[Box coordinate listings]
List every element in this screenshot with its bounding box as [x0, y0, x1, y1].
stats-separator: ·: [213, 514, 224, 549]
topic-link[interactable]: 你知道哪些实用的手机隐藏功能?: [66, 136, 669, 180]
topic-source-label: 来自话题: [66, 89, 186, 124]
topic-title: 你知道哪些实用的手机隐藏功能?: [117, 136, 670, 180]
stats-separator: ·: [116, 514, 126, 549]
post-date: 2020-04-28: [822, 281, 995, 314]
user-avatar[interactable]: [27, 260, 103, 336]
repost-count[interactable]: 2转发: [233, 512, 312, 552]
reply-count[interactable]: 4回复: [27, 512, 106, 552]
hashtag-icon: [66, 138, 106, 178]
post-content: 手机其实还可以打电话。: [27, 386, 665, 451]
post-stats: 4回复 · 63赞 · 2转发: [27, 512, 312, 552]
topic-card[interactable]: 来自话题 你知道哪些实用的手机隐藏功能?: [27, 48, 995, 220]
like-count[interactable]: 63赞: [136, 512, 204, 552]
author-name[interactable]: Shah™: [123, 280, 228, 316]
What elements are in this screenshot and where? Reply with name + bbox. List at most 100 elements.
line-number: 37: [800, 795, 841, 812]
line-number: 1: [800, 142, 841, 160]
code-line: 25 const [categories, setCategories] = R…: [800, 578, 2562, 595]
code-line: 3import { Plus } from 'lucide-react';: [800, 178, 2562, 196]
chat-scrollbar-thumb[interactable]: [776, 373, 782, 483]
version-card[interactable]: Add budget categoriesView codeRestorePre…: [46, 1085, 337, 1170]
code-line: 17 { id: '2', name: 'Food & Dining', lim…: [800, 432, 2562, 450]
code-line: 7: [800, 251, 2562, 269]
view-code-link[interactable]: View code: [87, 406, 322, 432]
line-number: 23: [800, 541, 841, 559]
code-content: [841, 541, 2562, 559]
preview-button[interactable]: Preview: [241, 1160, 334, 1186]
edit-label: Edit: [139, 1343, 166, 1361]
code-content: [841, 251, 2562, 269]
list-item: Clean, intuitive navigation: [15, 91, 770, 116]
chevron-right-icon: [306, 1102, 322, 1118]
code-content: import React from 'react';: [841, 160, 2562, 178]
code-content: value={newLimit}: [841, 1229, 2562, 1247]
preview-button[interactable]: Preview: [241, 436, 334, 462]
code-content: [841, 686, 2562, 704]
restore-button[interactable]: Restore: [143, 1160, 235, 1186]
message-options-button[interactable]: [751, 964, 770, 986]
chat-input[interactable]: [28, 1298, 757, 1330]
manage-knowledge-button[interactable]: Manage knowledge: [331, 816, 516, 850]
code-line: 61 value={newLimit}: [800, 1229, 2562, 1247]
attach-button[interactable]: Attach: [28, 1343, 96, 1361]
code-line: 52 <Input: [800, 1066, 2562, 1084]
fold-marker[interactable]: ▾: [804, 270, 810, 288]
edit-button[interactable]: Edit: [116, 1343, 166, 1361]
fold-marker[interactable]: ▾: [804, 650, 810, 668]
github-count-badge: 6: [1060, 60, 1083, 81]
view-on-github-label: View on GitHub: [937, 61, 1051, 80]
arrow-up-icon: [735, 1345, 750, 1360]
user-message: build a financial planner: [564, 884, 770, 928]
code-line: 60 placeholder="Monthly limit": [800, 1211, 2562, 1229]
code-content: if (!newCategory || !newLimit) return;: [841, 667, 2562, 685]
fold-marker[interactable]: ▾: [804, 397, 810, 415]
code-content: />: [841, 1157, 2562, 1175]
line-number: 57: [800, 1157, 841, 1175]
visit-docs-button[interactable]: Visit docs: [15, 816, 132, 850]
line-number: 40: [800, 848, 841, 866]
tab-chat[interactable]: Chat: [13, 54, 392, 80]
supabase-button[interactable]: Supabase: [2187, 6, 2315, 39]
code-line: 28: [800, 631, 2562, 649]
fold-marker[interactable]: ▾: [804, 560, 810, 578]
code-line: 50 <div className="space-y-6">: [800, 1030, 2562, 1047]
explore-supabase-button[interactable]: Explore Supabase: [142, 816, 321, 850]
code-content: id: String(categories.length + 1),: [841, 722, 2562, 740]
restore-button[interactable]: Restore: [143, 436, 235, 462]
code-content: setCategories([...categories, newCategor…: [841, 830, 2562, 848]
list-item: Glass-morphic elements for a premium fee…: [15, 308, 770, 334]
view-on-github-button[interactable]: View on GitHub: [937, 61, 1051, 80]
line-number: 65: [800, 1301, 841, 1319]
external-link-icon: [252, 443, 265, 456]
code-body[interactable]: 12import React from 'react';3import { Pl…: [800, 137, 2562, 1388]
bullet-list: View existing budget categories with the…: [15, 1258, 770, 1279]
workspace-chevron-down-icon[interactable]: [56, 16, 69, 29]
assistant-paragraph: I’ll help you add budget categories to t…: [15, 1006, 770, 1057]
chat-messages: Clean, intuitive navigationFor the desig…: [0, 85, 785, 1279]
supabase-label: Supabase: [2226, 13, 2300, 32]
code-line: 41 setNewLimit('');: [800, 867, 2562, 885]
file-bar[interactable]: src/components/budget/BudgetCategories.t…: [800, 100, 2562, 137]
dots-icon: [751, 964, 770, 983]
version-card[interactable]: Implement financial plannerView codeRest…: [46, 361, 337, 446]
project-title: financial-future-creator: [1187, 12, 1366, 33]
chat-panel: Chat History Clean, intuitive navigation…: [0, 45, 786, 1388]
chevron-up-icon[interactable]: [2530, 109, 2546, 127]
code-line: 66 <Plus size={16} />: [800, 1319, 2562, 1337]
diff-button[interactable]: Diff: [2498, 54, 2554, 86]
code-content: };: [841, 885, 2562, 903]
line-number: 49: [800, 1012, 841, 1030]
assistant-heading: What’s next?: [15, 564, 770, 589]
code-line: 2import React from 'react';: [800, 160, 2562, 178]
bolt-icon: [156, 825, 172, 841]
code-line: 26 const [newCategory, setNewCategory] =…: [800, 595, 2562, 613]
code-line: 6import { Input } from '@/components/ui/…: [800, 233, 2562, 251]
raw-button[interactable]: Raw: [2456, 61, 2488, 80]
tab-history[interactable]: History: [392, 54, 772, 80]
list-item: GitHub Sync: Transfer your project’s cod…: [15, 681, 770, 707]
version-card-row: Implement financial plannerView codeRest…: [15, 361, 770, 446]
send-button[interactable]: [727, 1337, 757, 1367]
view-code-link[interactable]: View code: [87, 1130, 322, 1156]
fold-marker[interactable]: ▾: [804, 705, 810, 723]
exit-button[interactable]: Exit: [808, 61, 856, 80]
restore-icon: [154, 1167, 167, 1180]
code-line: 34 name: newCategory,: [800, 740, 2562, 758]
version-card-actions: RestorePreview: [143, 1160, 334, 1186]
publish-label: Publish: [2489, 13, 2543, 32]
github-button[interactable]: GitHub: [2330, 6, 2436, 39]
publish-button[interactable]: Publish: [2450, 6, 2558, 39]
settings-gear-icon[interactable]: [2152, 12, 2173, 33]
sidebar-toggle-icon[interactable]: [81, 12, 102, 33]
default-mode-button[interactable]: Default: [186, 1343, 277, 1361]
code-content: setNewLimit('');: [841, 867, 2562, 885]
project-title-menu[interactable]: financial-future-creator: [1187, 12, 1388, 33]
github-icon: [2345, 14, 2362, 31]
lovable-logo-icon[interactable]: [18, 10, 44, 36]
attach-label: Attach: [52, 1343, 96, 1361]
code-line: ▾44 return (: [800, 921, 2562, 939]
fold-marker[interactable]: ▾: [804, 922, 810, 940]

#### Exercise requirements
Copy out the rows above, starting from the first line and continuing through the line containing "432, 2562, 450]".

#### Answer below
List every element in this screenshot with its bounding box as [x0, y0, x1, y1].
stats-separator: ·: [213, 514, 224, 549]
topic-link[interactable]: 你知道哪些实用的手机隐藏功能?: [66, 136, 669, 180]
topic-source-label: 来自话题: [66, 89, 186, 124]
topic-title: 你知道哪些实用的手机隐藏功能?: [117, 136, 670, 180]
stats-separator: ·: [116, 514, 126, 549]
post-date: 2020-04-28: [822, 281, 995, 314]
user-avatar[interactable]: [27, 260, 103, 336]
repost-count[interactable]: 2转发: [233, 512, 312, 552]
reply-count[interactable]: 4回复: [27, 512, 106, 552]
hashtag-icon: [66, 138, 106, 178]
post-content: 手机其实还可以打电话。: [27, 386, 665, 451]
post-stats: 4回复 · 63赞 · 2转发: [27, 512, 312, 552]
topic-card[interactable]: 来自话题 你知道哪些实用的手机隐藏功能?: [27, 48, 995, 220]
like-count[interactable]: 63赞: [136, 512, 204, 552]
author-name[interactable]: Shah™: [123, 280, 228, 316]
What elements are in this screenshot and where? Reply with name + bbox. List at most 100 elements.
line-number: 37: [800, 795, 841, 812]
line-number: 1: [800, 142, 841, 160]
code-line: 25 const [categories, setCategories] = R…: [800, 578, 2562, 595]
code-line: 3import { Plus } from 'lucide-react';: [800, 178, 2562, 196]
chat-scrollbar-thumb[interactable]: [776, 373, 782, 483]
version-card[interactable]: Add budget categoriesView codeRestorePre…: [46, 1085, 337, 1170]
code-line: 17 { id: '2', name: 'Food & Dining', lim…: [800, 432, 2562, 450]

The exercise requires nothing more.